TASK: Search the listing below for the word "Вставка" and copy each line that holds it.

RECORD EXTRACTS:
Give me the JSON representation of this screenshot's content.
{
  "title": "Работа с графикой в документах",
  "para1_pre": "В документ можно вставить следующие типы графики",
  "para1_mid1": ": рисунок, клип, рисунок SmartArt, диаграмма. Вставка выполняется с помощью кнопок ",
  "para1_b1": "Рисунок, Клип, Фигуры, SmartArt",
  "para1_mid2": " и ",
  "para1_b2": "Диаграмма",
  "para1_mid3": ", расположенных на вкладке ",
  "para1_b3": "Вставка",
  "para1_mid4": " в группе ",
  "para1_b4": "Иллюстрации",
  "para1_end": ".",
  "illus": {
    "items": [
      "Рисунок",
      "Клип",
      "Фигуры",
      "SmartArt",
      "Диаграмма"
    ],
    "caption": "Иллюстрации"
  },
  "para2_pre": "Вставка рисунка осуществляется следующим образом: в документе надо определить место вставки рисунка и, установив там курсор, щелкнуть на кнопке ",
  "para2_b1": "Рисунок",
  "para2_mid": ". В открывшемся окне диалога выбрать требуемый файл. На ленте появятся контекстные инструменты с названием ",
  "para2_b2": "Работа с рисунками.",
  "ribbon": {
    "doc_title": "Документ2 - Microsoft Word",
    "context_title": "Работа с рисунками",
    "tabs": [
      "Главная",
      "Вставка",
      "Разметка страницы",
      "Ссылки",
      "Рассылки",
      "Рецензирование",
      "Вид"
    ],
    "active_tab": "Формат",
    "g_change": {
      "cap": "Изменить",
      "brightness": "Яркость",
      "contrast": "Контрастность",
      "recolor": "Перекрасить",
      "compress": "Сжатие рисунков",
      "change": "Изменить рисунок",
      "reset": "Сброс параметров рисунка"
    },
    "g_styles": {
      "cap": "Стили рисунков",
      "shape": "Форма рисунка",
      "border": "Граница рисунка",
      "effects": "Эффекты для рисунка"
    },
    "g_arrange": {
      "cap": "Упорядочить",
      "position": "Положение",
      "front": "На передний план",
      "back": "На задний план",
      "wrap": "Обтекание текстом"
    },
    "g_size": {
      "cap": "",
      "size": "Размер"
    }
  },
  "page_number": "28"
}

TASK SOLUTION:
  "para1_mid1": ": рисунок, клип, рисунок SmartArt, диаграмма. Вставка выполняется с помощью кнопок ",
  "para1_b3": "Вставка",
  "para2_pre": "Вставка рисунка осуществляется следующим образом: в документе надо определить место вставки рисунка и, установив там курсор, щелкнуть на кнопке ",
      "Вставка",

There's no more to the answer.